(Dataset entries)
********

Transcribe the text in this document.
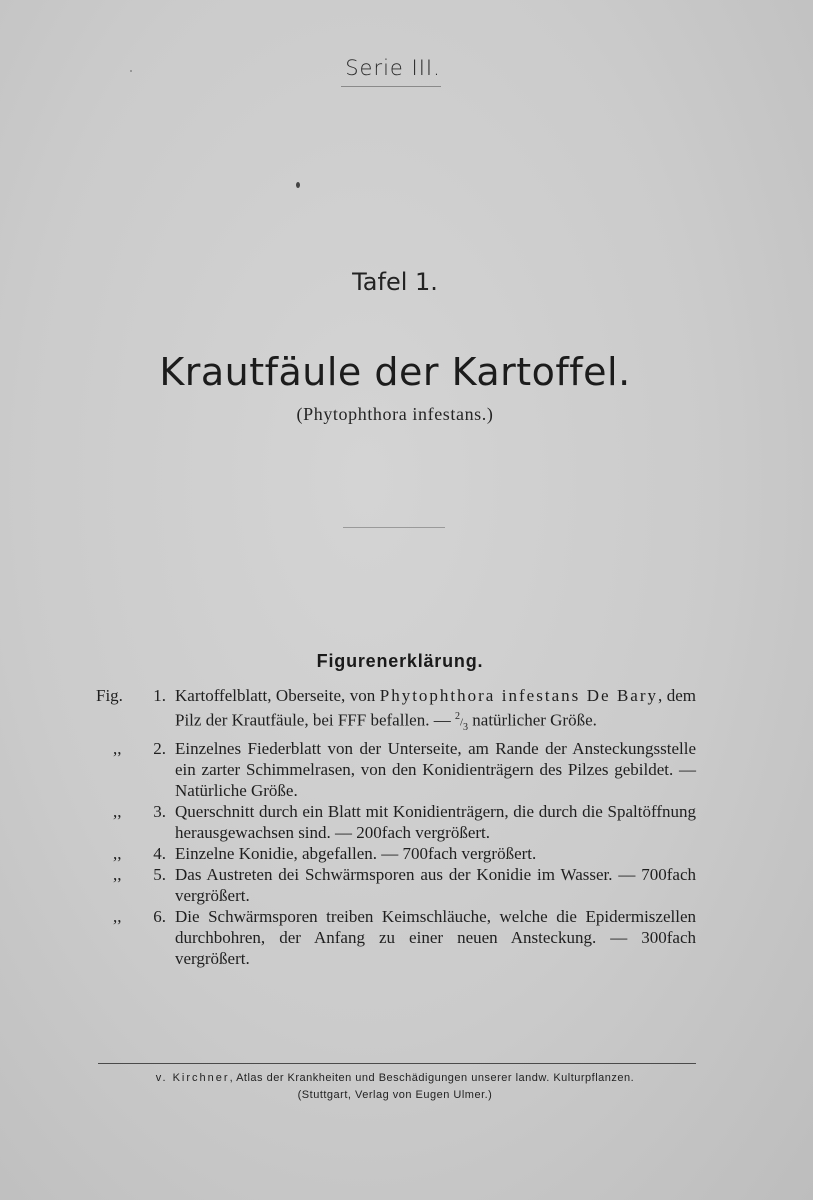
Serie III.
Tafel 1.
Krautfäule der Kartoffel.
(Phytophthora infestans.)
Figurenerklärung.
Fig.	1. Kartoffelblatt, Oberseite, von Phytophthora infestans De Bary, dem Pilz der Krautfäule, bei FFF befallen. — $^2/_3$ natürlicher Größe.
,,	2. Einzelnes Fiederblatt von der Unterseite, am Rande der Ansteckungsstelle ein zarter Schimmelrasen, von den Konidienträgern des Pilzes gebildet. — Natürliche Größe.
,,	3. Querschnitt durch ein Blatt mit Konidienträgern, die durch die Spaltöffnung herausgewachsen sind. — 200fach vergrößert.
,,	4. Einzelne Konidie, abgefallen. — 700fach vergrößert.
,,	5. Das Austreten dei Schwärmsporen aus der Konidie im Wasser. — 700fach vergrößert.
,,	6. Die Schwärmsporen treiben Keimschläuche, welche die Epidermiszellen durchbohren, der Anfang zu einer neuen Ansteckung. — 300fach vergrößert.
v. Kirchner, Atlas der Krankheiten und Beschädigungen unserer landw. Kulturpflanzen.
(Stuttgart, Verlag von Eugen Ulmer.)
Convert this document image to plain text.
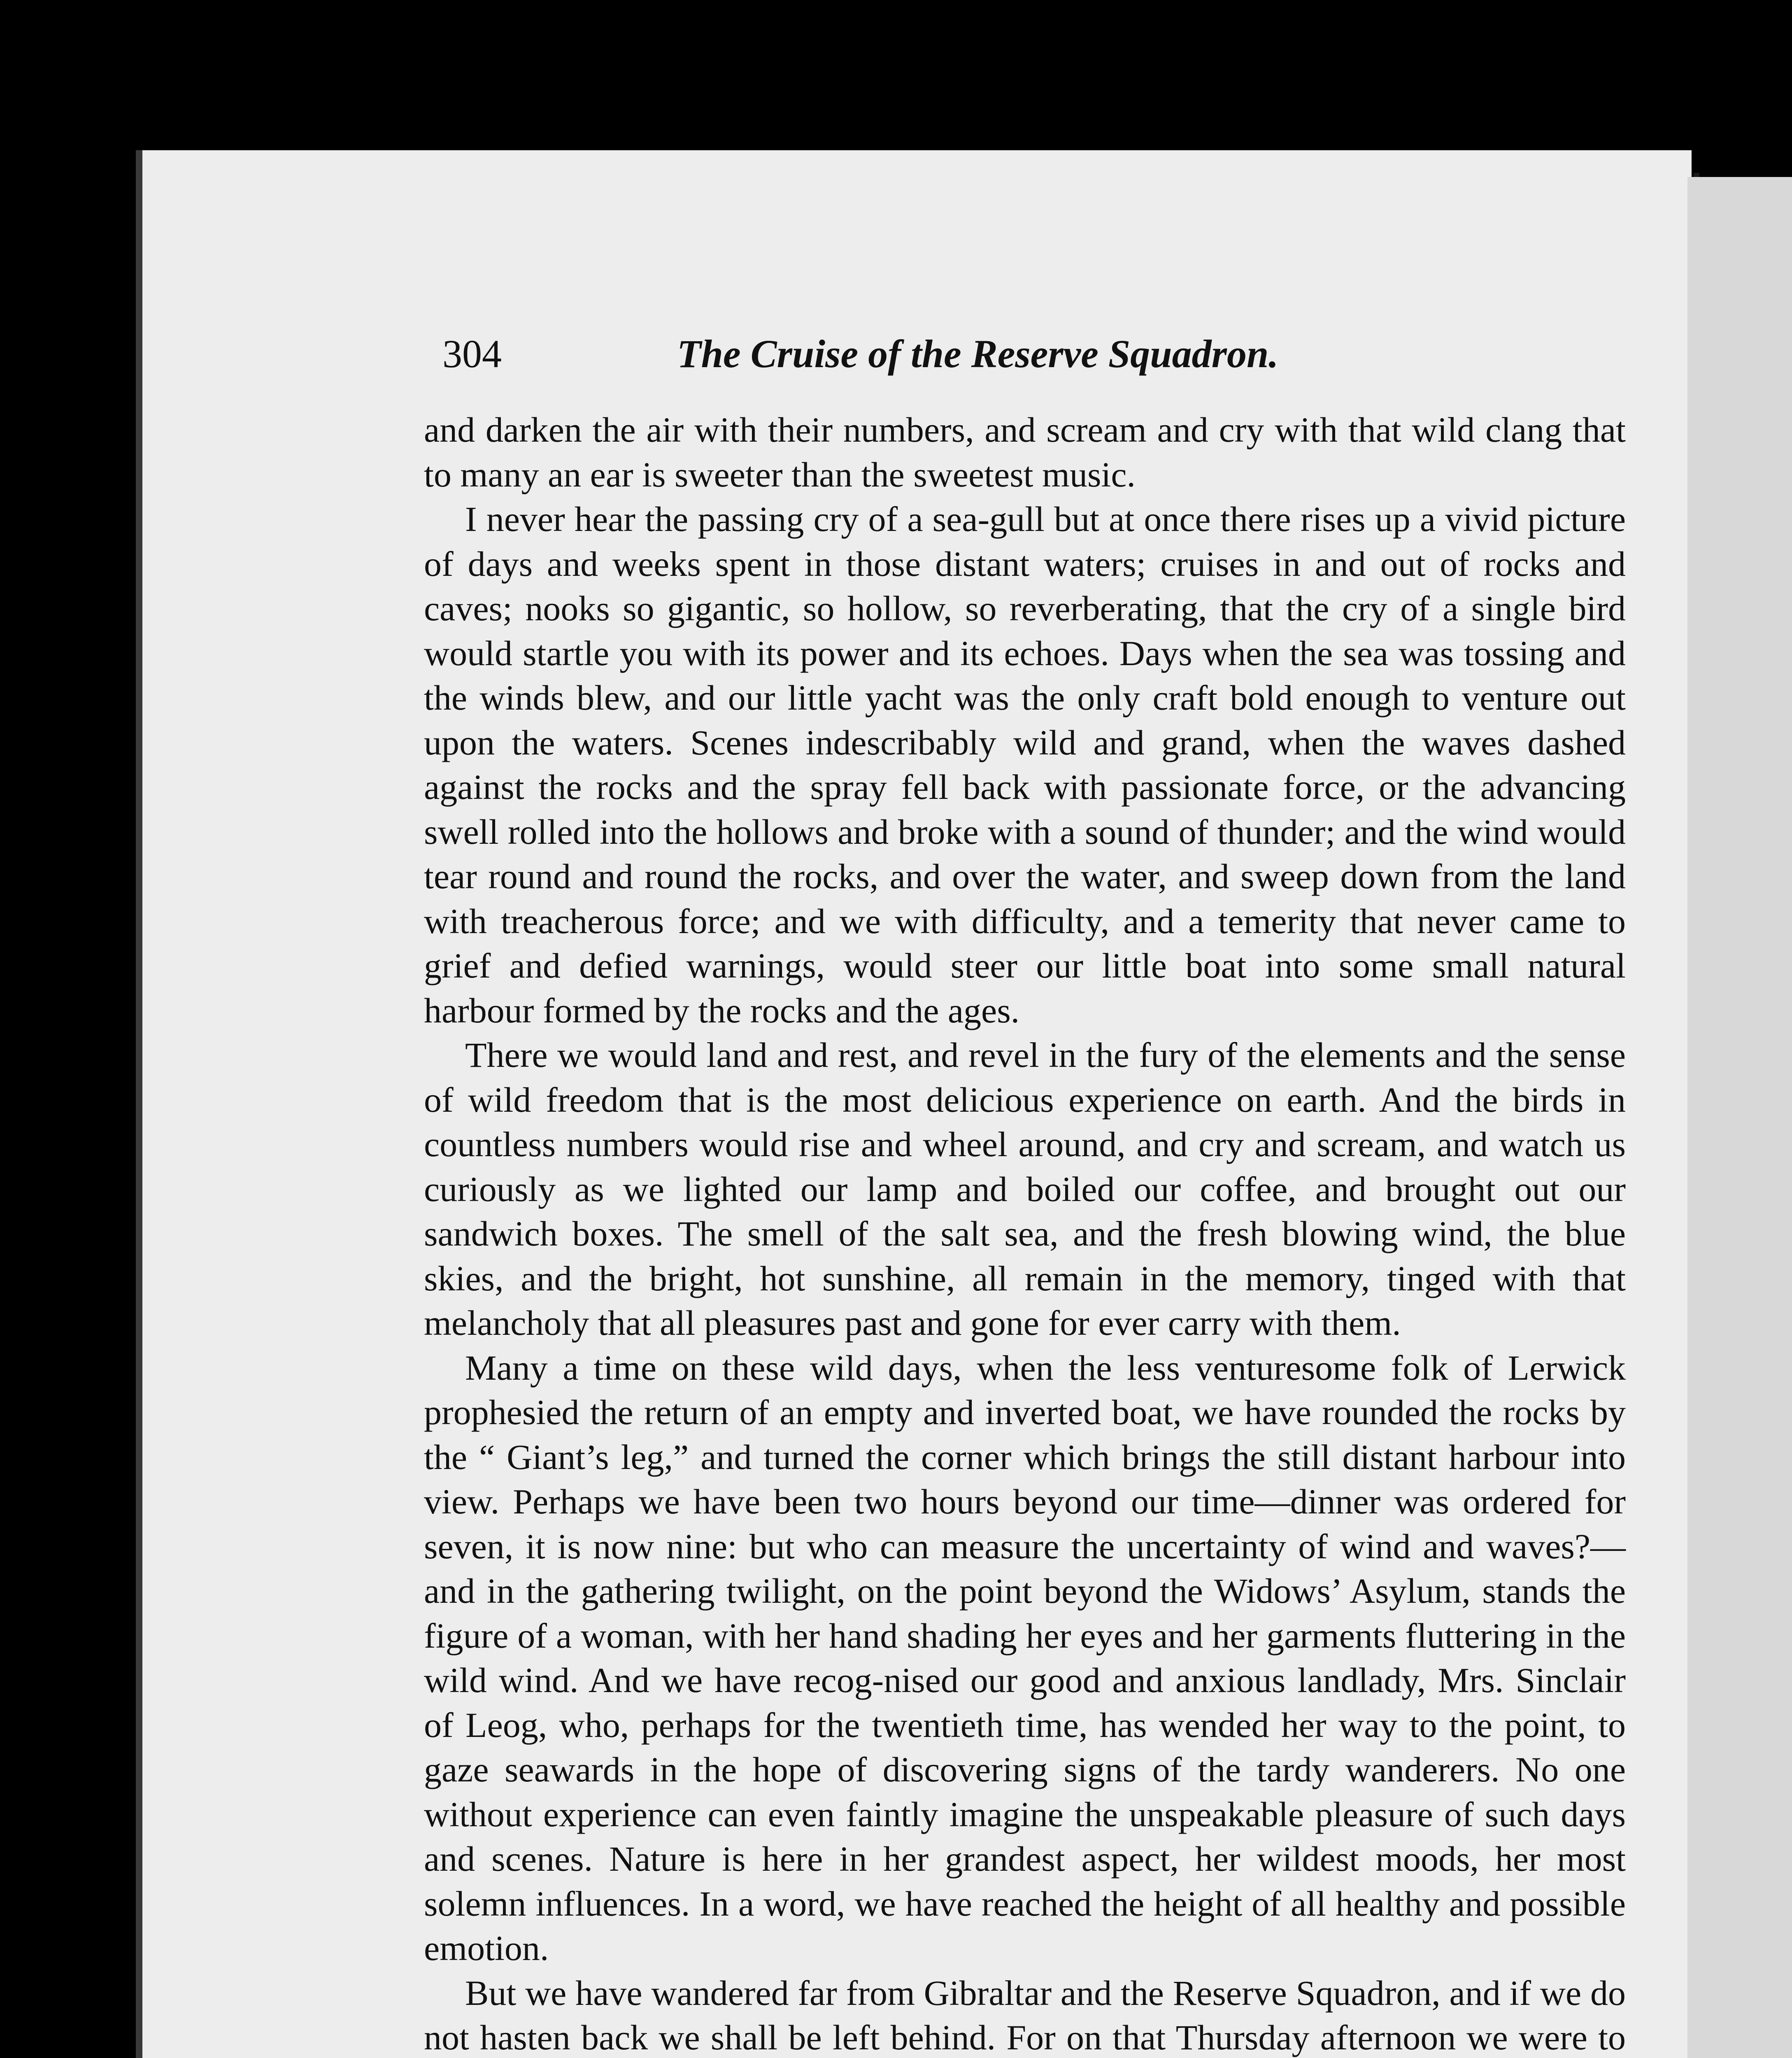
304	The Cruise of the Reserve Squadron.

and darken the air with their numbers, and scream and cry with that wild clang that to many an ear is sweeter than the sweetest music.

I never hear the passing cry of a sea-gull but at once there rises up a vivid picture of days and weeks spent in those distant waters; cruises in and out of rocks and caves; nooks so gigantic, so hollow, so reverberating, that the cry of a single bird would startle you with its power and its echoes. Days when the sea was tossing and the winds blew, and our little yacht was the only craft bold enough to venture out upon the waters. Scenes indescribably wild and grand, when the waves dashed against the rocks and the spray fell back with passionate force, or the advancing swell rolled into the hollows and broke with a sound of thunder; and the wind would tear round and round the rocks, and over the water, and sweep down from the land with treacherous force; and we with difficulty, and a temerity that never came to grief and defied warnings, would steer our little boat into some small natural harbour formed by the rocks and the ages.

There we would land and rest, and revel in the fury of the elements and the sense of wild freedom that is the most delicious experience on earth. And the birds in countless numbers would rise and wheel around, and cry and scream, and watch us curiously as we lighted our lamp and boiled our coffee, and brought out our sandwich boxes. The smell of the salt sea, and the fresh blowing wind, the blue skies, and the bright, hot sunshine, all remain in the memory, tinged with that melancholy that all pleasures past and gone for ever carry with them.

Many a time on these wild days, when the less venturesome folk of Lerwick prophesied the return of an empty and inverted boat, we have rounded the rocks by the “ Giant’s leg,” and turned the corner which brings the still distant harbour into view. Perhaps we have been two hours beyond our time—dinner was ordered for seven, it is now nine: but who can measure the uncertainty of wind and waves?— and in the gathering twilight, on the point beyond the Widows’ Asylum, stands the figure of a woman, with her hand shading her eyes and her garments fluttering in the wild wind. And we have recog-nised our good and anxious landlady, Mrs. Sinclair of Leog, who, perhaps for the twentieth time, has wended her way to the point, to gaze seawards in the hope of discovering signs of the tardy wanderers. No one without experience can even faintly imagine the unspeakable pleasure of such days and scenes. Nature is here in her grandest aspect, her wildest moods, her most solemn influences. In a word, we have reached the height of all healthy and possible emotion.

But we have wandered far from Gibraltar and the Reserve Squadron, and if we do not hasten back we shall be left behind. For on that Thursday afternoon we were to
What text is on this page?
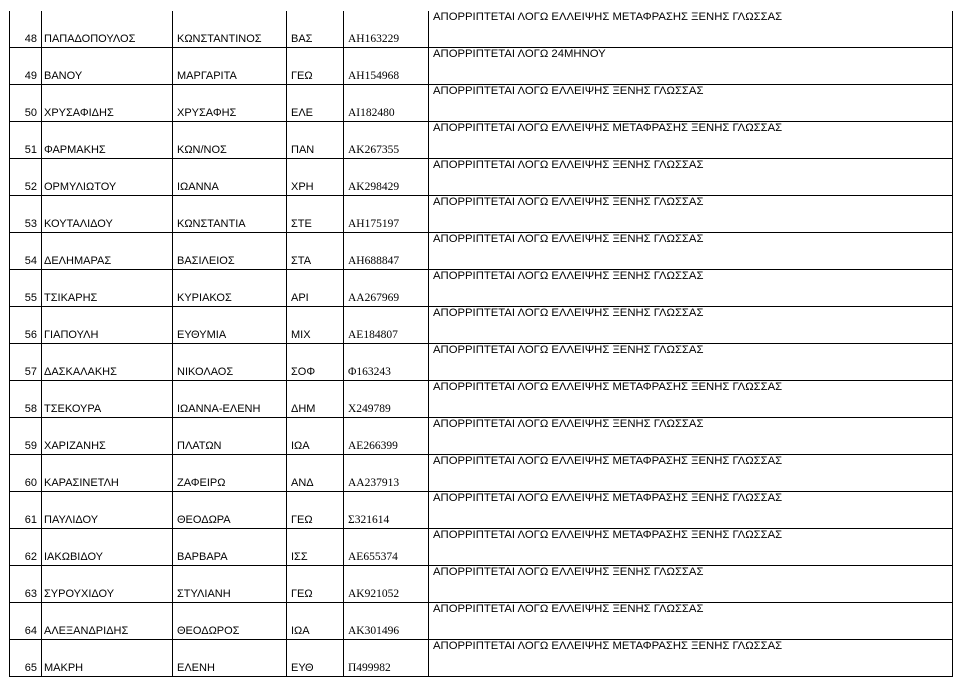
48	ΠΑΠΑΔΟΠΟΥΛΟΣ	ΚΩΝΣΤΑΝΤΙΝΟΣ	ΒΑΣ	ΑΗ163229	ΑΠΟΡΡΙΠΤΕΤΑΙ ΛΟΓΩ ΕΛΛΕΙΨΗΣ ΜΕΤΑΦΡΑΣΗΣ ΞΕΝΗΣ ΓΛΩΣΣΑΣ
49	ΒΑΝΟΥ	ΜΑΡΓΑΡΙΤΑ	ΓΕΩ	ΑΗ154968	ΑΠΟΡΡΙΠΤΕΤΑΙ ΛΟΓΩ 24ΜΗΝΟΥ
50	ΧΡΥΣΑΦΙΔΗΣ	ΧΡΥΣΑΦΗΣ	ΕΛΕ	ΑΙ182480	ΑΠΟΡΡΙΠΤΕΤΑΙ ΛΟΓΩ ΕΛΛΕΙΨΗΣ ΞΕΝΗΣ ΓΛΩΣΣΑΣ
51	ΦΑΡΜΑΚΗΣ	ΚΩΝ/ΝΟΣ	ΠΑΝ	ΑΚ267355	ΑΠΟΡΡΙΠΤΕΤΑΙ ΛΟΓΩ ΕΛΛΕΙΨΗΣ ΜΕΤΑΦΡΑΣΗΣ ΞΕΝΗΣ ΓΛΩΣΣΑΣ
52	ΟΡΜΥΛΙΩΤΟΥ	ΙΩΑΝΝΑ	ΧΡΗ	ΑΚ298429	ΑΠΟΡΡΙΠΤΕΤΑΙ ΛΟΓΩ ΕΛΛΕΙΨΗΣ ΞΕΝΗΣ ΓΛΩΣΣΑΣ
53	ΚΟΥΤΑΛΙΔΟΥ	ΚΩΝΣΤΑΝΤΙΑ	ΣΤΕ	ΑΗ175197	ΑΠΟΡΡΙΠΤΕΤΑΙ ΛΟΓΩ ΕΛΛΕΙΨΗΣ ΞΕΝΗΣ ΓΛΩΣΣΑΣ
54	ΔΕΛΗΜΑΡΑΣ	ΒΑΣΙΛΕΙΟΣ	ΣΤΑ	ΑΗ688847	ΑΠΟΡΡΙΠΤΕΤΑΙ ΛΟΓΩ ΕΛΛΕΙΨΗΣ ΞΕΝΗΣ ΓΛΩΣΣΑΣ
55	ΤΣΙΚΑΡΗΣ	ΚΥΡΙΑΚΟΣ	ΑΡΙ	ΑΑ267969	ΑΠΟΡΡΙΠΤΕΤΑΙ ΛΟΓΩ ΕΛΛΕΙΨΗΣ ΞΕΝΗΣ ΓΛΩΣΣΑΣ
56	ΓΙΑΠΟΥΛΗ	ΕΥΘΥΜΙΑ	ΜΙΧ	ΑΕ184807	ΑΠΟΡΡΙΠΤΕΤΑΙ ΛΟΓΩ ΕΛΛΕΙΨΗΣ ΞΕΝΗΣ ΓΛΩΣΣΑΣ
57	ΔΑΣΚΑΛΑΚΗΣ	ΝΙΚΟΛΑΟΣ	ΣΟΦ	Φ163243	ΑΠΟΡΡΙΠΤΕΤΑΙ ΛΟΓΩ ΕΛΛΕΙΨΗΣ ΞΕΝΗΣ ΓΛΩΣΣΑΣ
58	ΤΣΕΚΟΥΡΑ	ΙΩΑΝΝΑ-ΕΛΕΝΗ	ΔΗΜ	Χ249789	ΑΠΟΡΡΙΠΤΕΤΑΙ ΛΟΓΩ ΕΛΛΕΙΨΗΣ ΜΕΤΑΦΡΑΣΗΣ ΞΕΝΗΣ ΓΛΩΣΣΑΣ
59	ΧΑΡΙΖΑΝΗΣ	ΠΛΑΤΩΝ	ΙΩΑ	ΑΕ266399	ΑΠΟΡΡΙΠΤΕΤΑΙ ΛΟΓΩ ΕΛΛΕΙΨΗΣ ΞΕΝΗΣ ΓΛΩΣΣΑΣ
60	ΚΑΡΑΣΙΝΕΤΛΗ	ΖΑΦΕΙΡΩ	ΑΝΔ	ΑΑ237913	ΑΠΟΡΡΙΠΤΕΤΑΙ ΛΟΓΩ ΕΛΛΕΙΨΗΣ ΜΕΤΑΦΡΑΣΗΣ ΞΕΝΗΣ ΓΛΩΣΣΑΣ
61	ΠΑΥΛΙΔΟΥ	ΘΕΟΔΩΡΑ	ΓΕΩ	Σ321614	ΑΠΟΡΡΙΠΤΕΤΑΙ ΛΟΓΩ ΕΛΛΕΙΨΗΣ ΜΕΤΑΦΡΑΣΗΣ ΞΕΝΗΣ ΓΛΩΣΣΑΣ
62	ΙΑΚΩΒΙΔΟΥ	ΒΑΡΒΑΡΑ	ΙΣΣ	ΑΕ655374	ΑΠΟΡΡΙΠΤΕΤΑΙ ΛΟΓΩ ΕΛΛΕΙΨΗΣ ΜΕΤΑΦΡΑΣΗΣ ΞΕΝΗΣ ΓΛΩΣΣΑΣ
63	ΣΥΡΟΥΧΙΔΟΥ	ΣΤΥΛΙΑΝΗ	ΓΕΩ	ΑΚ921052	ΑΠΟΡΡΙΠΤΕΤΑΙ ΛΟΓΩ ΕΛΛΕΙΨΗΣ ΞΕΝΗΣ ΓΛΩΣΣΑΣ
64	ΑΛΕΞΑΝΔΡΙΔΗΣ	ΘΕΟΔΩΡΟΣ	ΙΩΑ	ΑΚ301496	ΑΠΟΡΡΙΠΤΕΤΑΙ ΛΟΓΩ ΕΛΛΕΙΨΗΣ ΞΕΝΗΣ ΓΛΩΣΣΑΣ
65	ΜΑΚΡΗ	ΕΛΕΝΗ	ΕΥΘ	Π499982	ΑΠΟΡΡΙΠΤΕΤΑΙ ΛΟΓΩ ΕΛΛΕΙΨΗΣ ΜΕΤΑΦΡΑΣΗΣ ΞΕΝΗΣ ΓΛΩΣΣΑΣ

********

What is required: Figure out how many lines of the data above include "have", then give the number and nothing more.

The result: 2